__課題の指示__: 記録の最初の行から「570, 1178, 601]」を含む行までを、その行も含めて一字一句変えずに書き写しなさい。

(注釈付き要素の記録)
========

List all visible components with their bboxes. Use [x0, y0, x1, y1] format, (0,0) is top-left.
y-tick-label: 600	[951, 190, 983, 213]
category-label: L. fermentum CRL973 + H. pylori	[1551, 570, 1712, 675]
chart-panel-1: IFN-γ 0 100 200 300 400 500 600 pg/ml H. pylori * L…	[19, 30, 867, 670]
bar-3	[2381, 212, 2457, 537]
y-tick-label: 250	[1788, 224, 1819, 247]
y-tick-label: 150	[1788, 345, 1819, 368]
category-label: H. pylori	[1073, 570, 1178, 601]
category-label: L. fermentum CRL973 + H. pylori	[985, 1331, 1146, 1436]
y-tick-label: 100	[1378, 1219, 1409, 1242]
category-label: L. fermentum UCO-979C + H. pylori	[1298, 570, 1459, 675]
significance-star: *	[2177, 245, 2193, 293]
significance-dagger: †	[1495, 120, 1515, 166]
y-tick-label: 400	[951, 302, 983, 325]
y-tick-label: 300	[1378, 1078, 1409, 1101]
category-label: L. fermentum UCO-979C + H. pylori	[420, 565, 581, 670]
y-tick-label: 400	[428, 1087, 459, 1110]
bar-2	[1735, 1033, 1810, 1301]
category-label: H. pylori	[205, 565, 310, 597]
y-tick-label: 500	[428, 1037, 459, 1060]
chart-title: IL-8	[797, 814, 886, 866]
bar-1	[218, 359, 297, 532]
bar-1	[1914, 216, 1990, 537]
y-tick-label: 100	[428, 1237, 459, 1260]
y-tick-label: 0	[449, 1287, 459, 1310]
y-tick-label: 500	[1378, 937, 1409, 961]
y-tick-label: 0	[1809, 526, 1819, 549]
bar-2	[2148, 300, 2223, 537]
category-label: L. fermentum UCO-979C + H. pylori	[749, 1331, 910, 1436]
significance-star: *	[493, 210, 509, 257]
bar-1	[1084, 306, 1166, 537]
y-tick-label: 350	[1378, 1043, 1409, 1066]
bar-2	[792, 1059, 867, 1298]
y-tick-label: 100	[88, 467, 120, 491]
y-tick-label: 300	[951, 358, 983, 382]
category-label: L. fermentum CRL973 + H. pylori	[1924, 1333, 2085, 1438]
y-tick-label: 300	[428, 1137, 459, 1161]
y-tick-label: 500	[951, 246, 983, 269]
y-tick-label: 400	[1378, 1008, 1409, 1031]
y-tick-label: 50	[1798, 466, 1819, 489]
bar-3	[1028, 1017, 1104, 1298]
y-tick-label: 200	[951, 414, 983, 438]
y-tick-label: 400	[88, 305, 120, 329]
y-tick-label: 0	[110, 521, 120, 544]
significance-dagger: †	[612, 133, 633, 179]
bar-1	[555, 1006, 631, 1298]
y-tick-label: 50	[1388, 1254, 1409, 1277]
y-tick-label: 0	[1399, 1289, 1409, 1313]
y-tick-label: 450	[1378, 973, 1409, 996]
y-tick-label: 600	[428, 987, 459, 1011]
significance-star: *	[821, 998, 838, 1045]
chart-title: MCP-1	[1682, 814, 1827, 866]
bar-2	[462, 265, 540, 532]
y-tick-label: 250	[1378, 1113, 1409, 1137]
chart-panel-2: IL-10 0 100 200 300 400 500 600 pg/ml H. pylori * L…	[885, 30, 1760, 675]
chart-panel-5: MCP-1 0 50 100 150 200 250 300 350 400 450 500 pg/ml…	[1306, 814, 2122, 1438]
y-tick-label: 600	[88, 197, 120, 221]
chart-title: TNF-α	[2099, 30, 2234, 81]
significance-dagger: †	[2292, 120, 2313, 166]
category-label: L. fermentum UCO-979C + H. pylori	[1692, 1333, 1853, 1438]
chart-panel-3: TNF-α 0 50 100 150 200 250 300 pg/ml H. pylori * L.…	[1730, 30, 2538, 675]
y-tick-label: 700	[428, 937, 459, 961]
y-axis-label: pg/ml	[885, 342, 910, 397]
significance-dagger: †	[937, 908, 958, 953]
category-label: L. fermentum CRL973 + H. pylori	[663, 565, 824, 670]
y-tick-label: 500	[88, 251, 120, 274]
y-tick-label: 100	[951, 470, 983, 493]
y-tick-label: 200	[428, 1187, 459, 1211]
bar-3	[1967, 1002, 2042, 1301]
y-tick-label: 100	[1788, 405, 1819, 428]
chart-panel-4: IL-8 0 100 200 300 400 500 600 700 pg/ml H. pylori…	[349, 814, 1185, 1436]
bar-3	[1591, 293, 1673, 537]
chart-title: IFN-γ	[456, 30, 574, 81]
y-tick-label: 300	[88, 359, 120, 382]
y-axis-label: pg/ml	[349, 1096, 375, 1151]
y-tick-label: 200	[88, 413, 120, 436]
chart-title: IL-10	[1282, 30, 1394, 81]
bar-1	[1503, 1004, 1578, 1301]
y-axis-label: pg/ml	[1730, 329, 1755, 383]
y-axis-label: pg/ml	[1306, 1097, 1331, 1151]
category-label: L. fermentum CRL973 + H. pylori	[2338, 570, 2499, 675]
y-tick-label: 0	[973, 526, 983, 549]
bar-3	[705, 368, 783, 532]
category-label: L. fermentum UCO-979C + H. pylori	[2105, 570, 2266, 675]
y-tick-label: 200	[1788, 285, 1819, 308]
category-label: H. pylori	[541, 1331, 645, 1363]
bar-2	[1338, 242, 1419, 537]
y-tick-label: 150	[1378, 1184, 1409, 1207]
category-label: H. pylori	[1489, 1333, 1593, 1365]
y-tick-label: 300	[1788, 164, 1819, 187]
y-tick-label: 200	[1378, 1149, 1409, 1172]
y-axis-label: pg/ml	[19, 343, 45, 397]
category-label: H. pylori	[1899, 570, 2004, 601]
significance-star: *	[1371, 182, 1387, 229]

========

__解答例__:
List all visible components with their bboxes. Use [x0, y0, x1, y1] format, (0,0) is top-left.
y-tick-label: 600	[951, 190, 983, 213]
category-label: L. fermentum CRL973 + H. pylori	[1551, 570, 1712, 675]
chart-panel-1: IFN-γ 0 100 200 300 400 500 600 pg/ml H. pylori * L…	[19, 30, 867, 670]
bar-3	[2381, 212, 2457, 537]
y-tick-label: 250	[1788, 224, 1819, 247]
y-tick-label: 150	[1788, 345, 1819, 368]
category-label: H. pylori	[1073, 570, 1178, 601]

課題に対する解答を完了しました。